Task brief: List each line holding the string "Create".

• • • •

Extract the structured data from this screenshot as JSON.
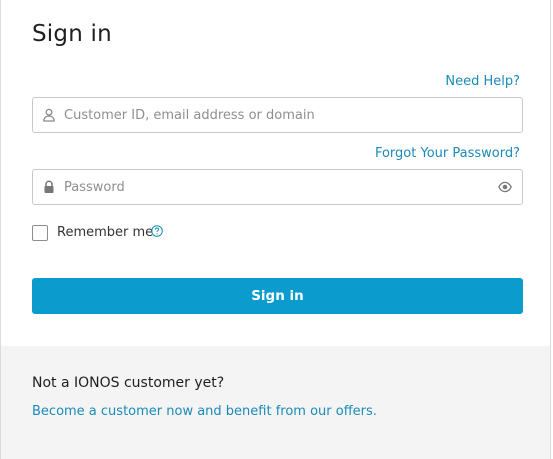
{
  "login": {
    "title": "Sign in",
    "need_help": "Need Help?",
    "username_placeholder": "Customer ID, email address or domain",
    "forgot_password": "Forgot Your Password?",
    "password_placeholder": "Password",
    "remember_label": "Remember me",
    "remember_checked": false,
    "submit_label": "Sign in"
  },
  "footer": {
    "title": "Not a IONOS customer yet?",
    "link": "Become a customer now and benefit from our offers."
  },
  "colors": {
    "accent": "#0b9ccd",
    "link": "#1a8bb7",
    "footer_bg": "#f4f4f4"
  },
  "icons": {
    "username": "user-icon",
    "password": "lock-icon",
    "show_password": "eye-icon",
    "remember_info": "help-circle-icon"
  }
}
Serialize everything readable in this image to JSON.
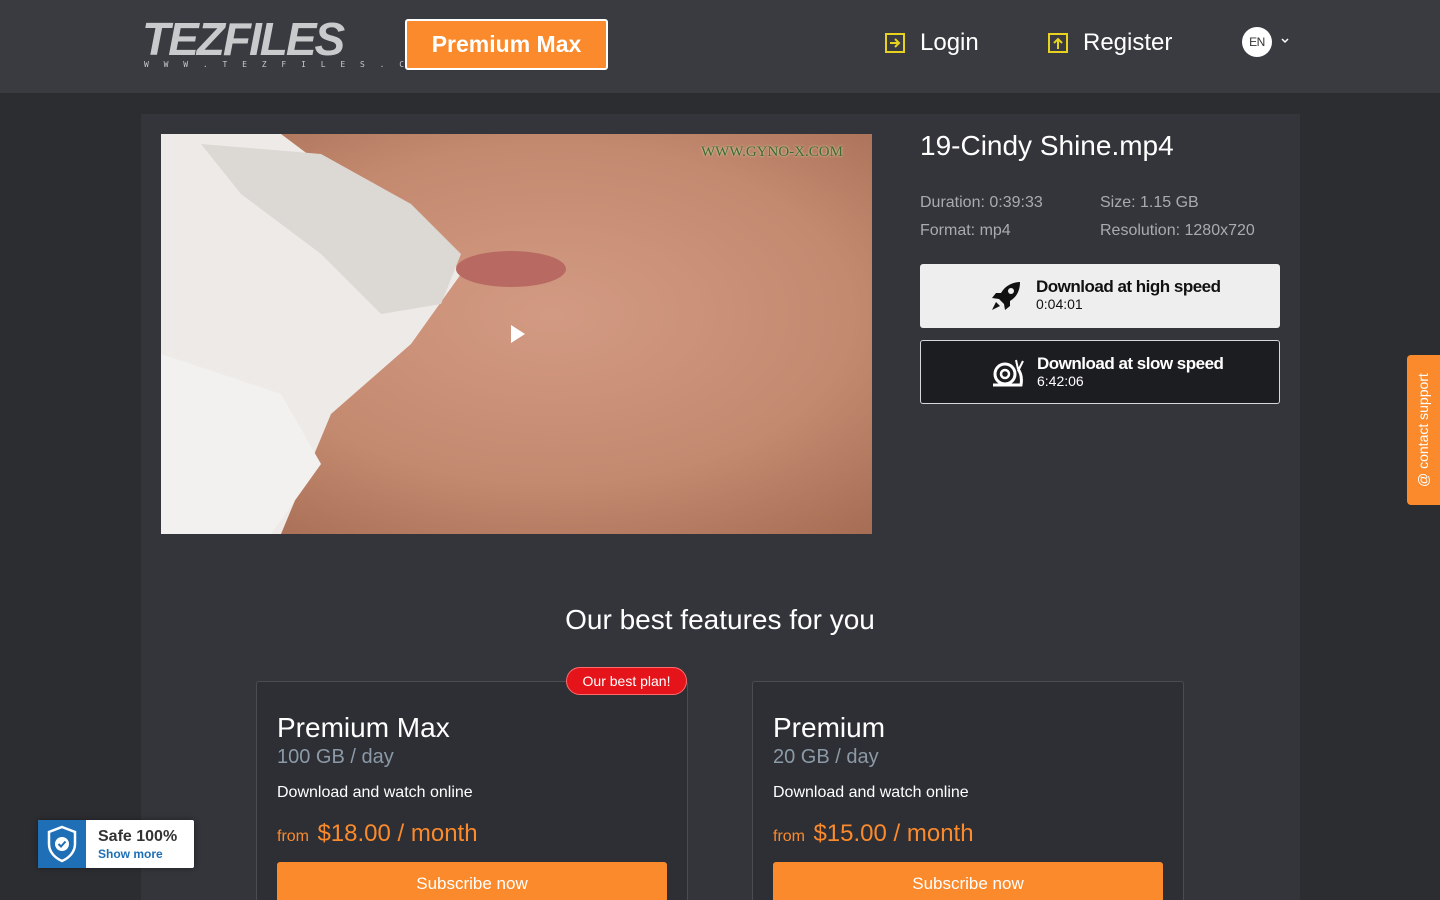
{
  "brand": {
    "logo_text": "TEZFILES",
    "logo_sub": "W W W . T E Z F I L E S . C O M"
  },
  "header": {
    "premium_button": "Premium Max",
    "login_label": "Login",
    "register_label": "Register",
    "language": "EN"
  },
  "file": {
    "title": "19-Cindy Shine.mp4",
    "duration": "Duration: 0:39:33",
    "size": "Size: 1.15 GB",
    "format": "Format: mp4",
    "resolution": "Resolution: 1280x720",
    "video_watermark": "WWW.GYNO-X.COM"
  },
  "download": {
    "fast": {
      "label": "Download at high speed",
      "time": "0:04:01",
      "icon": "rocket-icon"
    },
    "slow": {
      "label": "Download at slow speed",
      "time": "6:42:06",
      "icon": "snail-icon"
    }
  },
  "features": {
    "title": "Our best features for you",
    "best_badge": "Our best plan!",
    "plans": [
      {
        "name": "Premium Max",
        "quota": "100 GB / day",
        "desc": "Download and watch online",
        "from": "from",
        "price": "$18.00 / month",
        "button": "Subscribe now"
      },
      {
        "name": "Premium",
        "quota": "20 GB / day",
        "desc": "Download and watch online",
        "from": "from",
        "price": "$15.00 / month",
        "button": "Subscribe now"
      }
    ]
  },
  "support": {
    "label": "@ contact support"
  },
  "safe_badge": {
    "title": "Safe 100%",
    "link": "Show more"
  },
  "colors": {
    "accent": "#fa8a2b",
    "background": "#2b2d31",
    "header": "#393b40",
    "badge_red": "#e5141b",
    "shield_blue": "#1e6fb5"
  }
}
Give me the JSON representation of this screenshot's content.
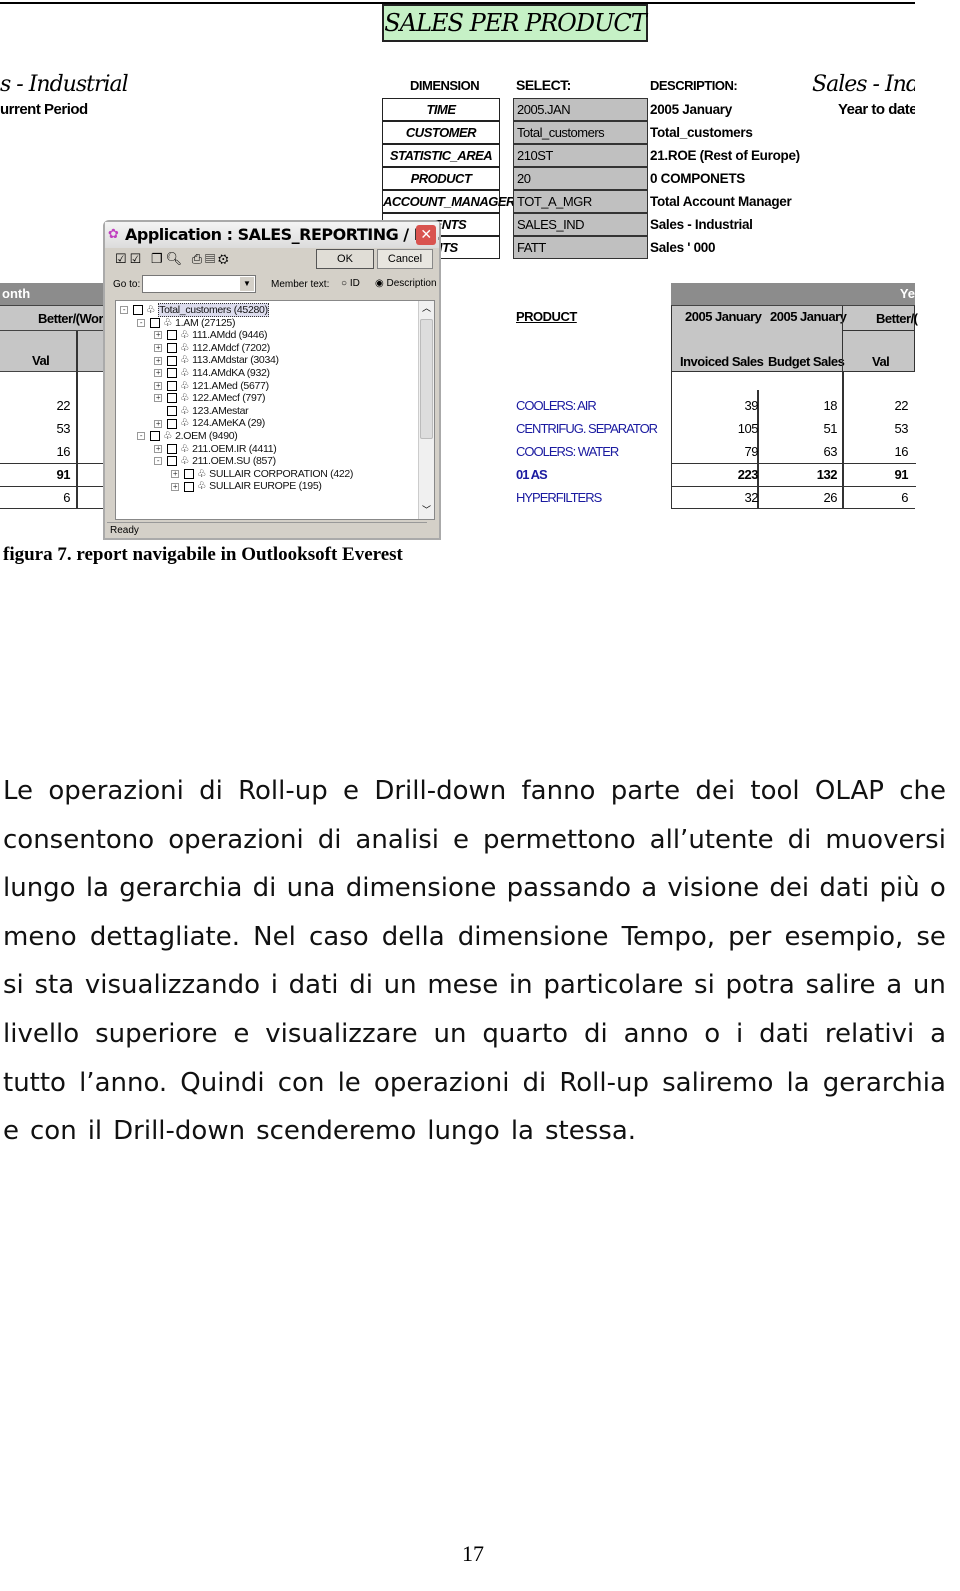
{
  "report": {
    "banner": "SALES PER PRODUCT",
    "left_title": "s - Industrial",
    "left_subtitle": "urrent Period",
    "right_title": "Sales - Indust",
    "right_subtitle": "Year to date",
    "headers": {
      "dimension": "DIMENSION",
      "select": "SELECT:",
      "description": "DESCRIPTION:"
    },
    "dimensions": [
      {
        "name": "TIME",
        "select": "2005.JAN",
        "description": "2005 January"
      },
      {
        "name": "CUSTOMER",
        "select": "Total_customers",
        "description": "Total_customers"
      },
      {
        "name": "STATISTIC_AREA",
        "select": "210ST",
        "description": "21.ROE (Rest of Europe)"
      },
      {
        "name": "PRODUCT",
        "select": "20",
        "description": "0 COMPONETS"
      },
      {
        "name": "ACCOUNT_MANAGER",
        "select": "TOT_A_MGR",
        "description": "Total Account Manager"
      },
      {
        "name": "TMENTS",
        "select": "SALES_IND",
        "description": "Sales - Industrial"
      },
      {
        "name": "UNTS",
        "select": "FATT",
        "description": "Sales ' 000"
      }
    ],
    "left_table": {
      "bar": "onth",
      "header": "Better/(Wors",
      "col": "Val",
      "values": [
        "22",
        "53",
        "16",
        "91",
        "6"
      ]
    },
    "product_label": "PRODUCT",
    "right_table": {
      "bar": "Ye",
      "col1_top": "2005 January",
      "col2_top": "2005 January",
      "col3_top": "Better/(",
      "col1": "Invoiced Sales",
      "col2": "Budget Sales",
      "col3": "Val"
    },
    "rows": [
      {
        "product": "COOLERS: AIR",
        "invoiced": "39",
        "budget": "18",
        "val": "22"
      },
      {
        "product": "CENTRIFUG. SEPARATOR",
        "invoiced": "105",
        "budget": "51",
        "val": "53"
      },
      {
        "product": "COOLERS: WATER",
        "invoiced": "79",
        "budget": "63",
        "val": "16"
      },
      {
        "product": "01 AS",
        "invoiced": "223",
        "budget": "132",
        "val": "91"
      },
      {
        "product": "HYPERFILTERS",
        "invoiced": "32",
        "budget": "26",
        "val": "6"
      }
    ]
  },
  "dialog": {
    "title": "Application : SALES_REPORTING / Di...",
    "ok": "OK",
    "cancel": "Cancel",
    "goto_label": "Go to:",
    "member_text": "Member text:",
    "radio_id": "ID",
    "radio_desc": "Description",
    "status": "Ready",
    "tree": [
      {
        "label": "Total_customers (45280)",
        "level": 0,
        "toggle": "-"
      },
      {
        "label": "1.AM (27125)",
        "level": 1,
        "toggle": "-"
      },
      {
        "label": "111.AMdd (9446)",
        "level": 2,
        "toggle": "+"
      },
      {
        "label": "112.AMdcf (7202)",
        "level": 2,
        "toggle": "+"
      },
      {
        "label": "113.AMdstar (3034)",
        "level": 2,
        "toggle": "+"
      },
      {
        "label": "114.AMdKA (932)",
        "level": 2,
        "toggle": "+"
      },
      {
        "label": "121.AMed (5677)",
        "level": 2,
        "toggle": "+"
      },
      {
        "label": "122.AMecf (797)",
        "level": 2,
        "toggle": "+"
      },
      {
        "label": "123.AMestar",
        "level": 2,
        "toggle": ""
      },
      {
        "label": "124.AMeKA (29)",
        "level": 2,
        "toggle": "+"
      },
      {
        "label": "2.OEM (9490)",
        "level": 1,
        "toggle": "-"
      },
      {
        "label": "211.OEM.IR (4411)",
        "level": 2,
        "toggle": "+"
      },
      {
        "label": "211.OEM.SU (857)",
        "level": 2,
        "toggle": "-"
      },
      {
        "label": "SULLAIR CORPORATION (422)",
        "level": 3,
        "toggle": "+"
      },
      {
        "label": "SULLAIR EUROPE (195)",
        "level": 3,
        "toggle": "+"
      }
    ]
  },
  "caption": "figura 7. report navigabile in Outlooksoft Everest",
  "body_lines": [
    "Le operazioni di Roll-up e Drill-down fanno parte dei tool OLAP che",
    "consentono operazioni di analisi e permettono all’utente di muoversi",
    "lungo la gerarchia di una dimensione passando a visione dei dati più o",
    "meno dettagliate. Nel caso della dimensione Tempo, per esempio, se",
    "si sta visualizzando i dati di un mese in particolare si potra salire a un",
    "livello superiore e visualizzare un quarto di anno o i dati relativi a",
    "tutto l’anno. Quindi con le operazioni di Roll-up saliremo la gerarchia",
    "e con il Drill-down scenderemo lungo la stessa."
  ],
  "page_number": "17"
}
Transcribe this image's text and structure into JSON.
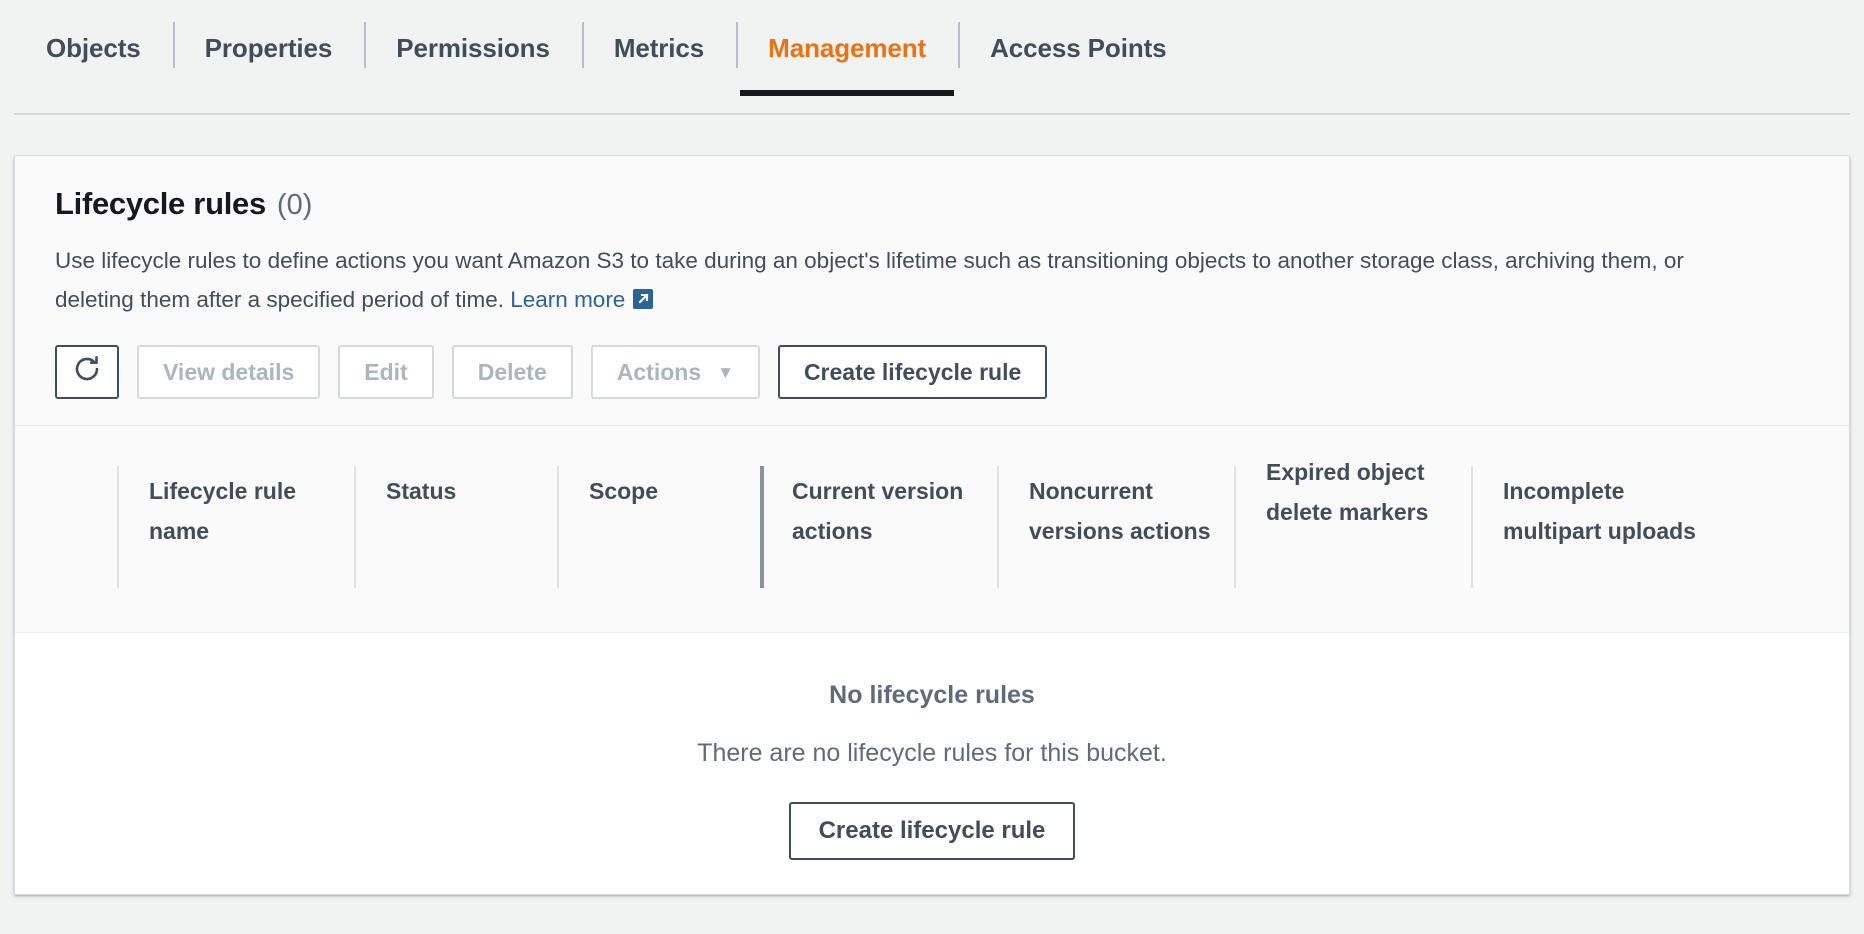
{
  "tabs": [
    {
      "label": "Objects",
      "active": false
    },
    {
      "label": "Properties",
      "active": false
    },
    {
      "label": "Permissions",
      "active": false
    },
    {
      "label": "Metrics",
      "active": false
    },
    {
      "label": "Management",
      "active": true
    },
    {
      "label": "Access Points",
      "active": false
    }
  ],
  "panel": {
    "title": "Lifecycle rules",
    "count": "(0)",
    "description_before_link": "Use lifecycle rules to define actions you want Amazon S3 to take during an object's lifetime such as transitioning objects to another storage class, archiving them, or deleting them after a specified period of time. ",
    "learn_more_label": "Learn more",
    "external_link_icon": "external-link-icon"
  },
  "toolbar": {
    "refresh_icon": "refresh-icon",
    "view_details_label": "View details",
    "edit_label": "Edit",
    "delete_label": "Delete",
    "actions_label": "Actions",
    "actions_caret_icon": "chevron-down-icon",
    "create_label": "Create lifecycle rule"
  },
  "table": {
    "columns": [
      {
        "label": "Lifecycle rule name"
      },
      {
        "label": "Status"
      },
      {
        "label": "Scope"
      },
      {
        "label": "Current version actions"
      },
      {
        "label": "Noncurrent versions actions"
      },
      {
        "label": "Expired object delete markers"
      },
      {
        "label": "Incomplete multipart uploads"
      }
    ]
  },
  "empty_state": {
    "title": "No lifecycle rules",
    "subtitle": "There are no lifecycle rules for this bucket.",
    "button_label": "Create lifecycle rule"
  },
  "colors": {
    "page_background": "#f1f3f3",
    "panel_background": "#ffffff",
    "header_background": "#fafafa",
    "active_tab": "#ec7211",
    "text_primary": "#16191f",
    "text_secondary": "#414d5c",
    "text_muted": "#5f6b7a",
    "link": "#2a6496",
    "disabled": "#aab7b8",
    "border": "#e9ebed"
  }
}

• • • •

Full output:
    "create_label": "Create lifecycle rule"
    "button_label": "Create lifecycle rule"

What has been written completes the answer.